──────── PROVIDED RECORDS ────────

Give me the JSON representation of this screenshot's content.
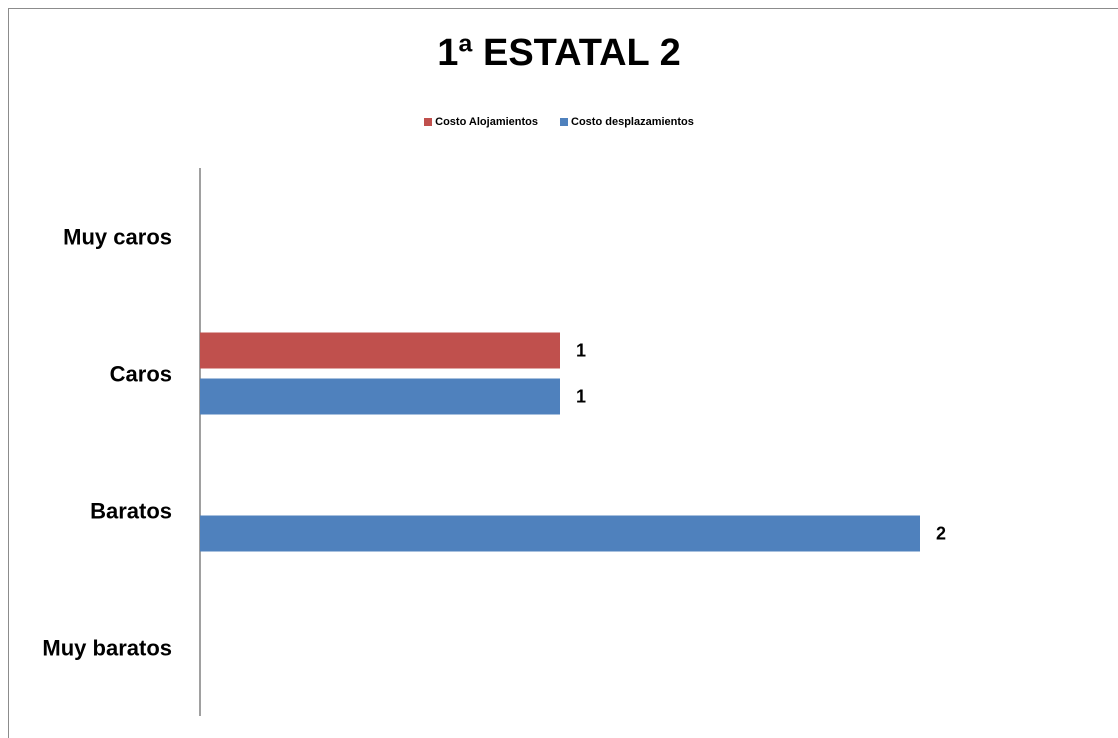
{
  "chart_data": {
    "type": "bar",
    "orientation": "horizontal",
    "title": "1ª ESTATAL 2",
    "categories": [
      "Muy caros",
      "Caros",
      "Baratos",
      "Muy baratos"
    ],
    "series": [
      {
        "name": "Costo Alojamientos",
        "values": [
          0,
          1,
          0,
          0
        ],
        "color": "#c0504d"
      },
      {
        "name": "Costo desplazamientos",
        "values": [
          0,
          1,
          2,
          0
        ],
        "color": "#4f81bd"
      }
    ],
    "xlim": [
      0,
      2
    ],
    "grid": false,
    "legend": "top-center",
    "data_labels": true
  }
}
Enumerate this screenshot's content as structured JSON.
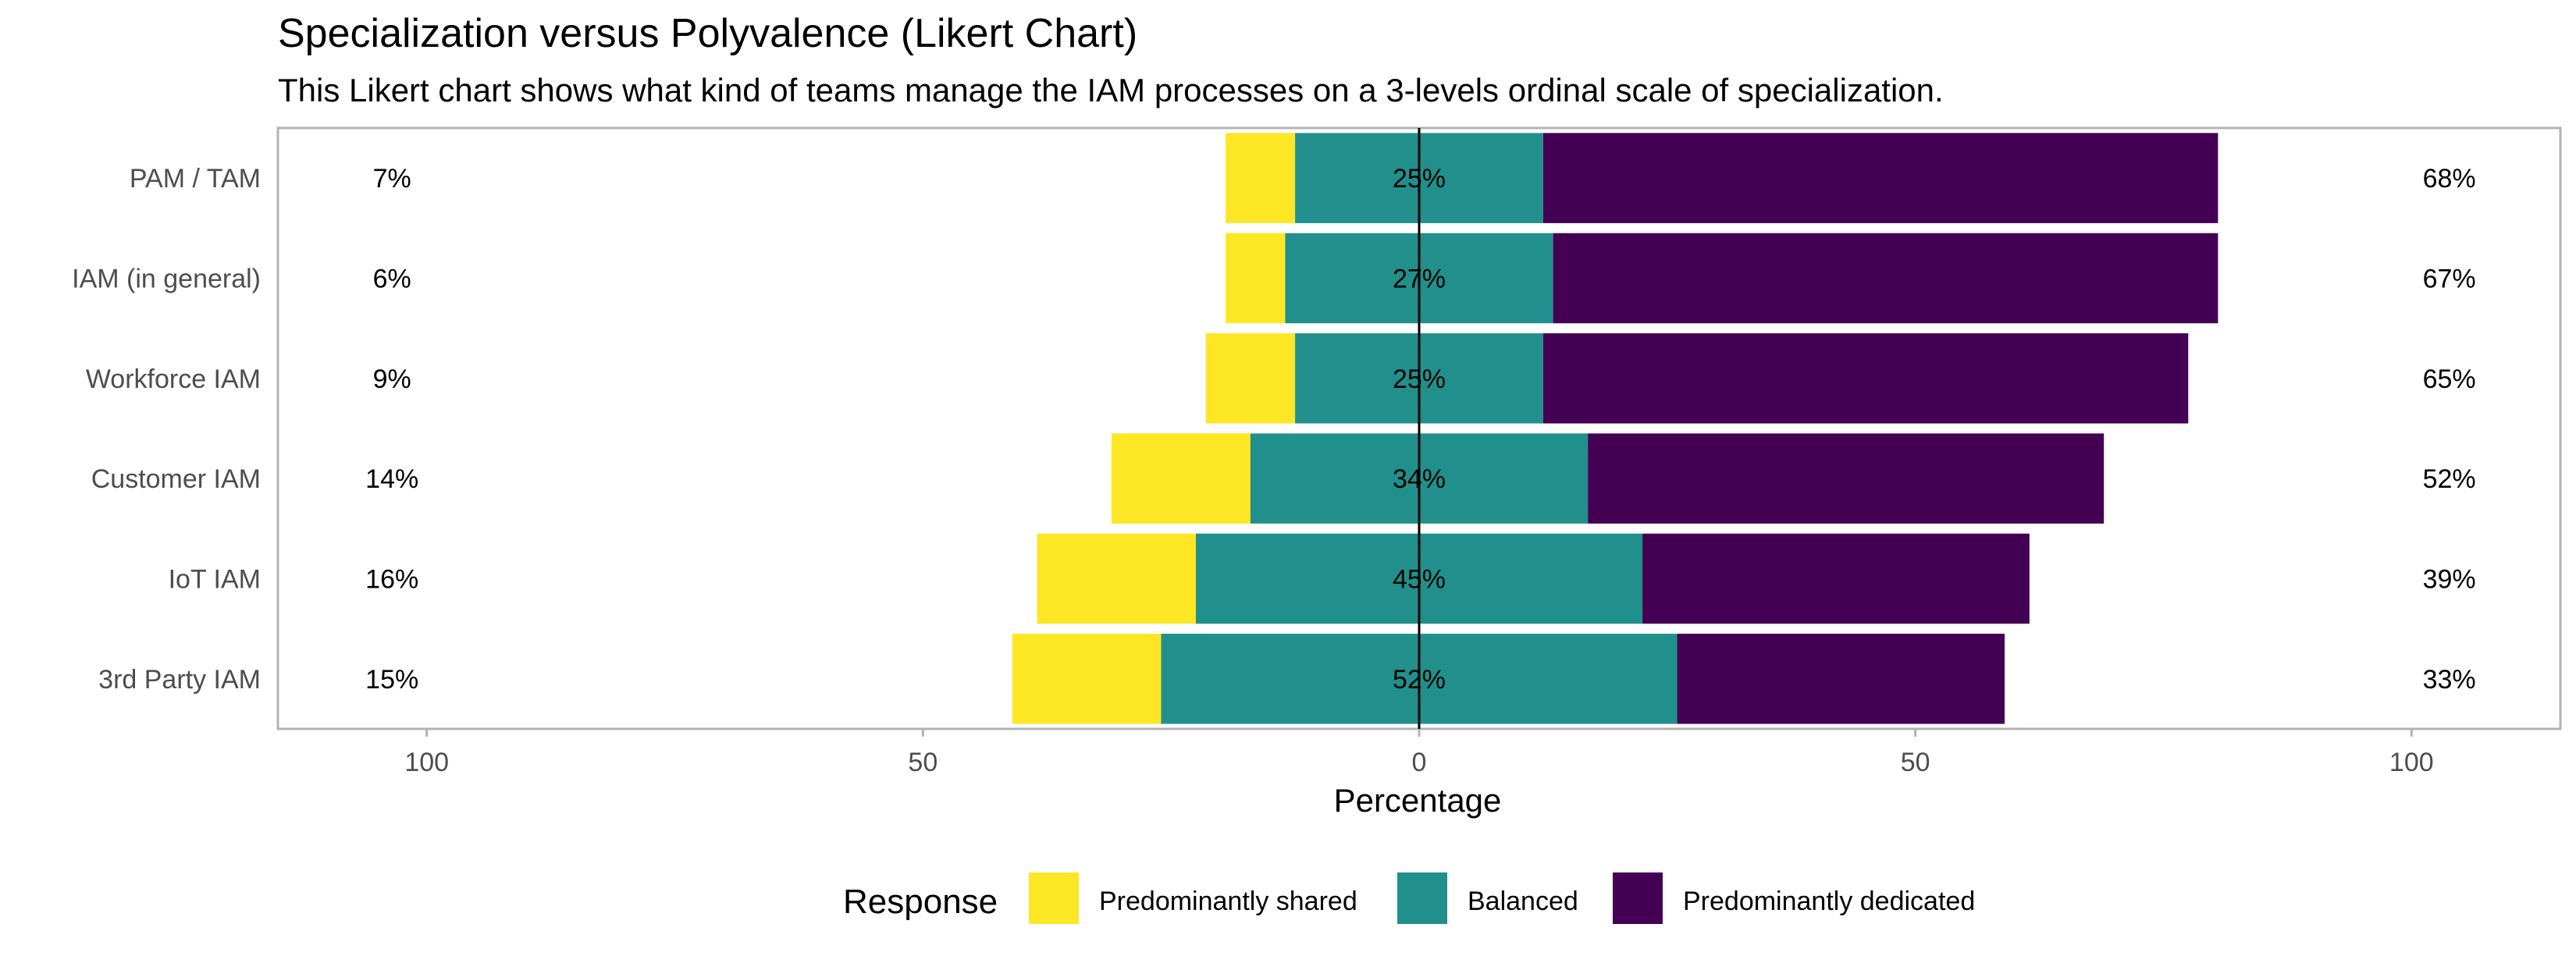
{
  "chart_data": {
    "type": "bar",
    "subtype": "diverging-likert-horizontal",
    "title": "Specialization versus Polyvalence (Likert Chart)",
    "subtitle": "This Likert chart shows what kind of teams manage the IAM processes on a 3-levels ordinal scale of specialization.",
    "xlabel": "Percentage",
    "ylabel": "",
    "xlim": [
      -115,
      115
    ],
    "x_ticks": [
      {
        "value": -100,
        "label": "100"
      },
      {
        "value": -50,
        "label": "50"
      },
      {
        "value": 0,
        "label": "0"
      },
      {
        "value": 50,
        "label": "50"
      },
      {
        "value": 100,
        "label": "100"
      }
    ],
    "grid": false,
    "panel_border": true,
    "legend": {
      "placement": "bottom",
      "title": "Response",
      "entries": [
        {
          "key": "shared",
          "label": "Predominantly shared",
          "color": "#FDE725"
        },
        {
          "key": "balanced",
          "label": "Balanced",
          "color": "#21908C"
        },
        {
          "key": "dedicated",
          "label": "Predominantly dedicated",
          "color": "#440154"
        }
      ]
    },
    "categories": [
      "PAM / TAM",
      "IAM (in general)",
      "Workforce IAM",
      "Customer IAM",
      "IoT IAM",
      "3rd Party IAM"
    ],
    "series": [
      {
        "name": "Predominantly shared",
        "color": "#FDE725",
        "values": [
          7,
          6,
          9,
          14,
          16,
          15
        ]
      },
      {
        "name": "Balanced",
        "color": "#21908C",
        "values": [
          25,
          27,
          25,
          34,
          45,
          52
        ]
      },
      {
        "name": "Predominantly dedicated",
        "color": "#440154",
        "values": [
          68,
          67,
          65,
          52,
          39,
          33
        ]
      }
    ],
    "left_labels": [
      "7%",
      "6%",
      "9%",
      "14%",
      "16%",
      "15%"
    ],
    "center_labels": [
      "25%",
      "27%",
      "25%",
      "34%",
      "45%",
      "52%"
    ],
    "right_labels": [
      "68%",
      "67%",
      "65%",
      "52%",
      "39%",
      "33%"
    ],
    "colors": {
      "zero_line": "#000000",
      "panel_border": "#b3b3b3",
      "axis_text": "#4d4d4d"
    }
  }
}
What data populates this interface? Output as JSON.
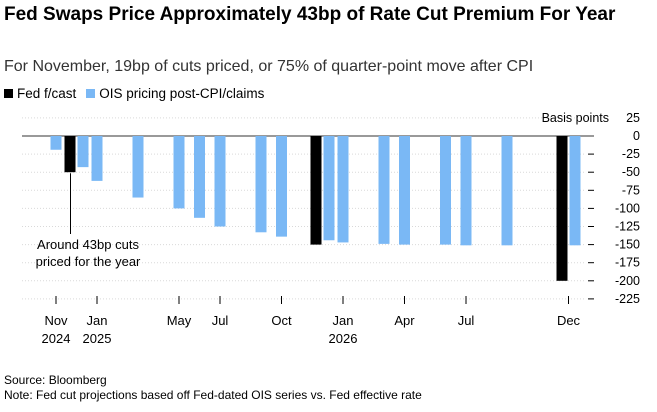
{
  "title": "Fed Swaps Price Approximately 43bp of Rate Cut Premium For Year",
  "subtitle": "For November, 19bp of cuts priced, or 75% of quarter-point move after CPI",
  "source": "Source: Bloomberg",
  "note": "Note: Fed cut projections based off Fed-dated OIS series vs. Fed effective rate",
  "colors": {
    "fed": "#000000",
    "ois": "#7ab8f5",
    "grid": "#d9d9d9"
  },
  "chart_data": {
    "type": "bar",
    "ylabel": "Basis points",
    "ylim": [
      -225,
      25
    ],
    "yticks": [
      25,
      0,
      -25,
      -50,
      -75,
      -100,
      -125,
      -150,
      -175,
      -200,
      -225
    ],
    "x_tick_labels": [
      {
        "month": "Nov",
        "year": "2024"
      },
      {
        "month": "Jan",
        "year": "2025"
      },
      {
        "month": "May",
        "year": ""
      },
      {
        "month": "Jul",
        "year": ""
      },
      {
        "month": "Oct",
        "year": ""
      },
      {
        "month": "Jan",
        "year": "2026"
      },
      {
        "month": "Apr",
        "year": ""
      },
      {
        "month": "Jul",
        "year": ""
      },
      {
        "month": "Dec",
        "year": ""
      }
    ],
    "series": [
      {
        "name": "Fed f/cast",
        "points": [
          {
            "date": "2024-12",
            "value": -50
          },
          {
            "date": "2025-12",
            "value": -150
          },
          {
            "date": "2026-12",
            "value": -200
          }
        ]
      },
      {
        "name": "OIS pricing post-CPI/claims",
        "points": [
          {
            "date": "2024-11",
            "value": -19
          },
          {
            "date": "2024-12",
            "value": -43
          },
          {
            "date": "2025-01",
            "value": -62
          },
          {
            "date": "2025-03",
            "value": -85
          },
          {
            "date": "2025-05",
            "value": -100
          },
          {
            "date": "2025-06",
            "value": -113
          },
          {
            "date": "2025-07",
            "value": -125
          },
          {
            "date": "2025-09",
            "value": -133
          },
          {
            "date": "2025-10",
            "value": -139
          },
          {
            "date": "2025-12",
            "value": -144
          },
          {
            "date": "2026-01",
            "value": -147
          },
          {
            "date": "2026-03",
            "value": -149
          },
          {
            "date": "2026-04",
            "value": -150
          },
          {
            "date": "2026-06",
            "value": -150
          },
          {
            "date": "2026-07",
            "value": -151
          },
          {
            "date": "2026-09",
            "value": -151
          },
          {
            "date": "2026-12",
            "value": -151
          }
        ]
      }
    ],
    "annotation": {
      "line1": "Around 43bp cuts",
      "line2": "priced for the year",
      "target_date": "2024-12"
    }
  }
}
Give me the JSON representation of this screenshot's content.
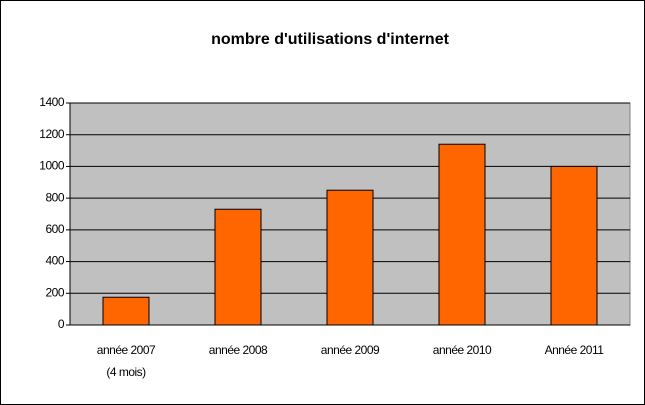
{
  "chart_data": {
    "type": "bar",
    "title": "nombre d'utilisations d'internet",
    "categories": [
      "année 2007 (4 mois)",
      "année 2008",
      "année 2009",
      "année 2010",
      "Année 2011"
    ],
    "values": [
      175,
      730,
      850,
      1140,
      1000
    ],
    "color": "#ff6600",
    "ylim": [
      0,
      1400
    ],
    "yticks": [
      0,
      200,
      400,
      600,
      800,
      1000,
      1200,
      1400
    ],
    "grid": true
  }
}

────────

» **AIM**
Spot every line that holds "name" and copy it.

» **FINISHED ANSWER**
        "name": "Costo Alojamientos",
        "name": "Costo desplazamientos",
        "name": "Predominantly shared",
        "name": "Balanced",
        "name": "Predominantly dedicated",
        "name": "Fed f/cast",
        "name": "OIS pricing post-CPI/claims",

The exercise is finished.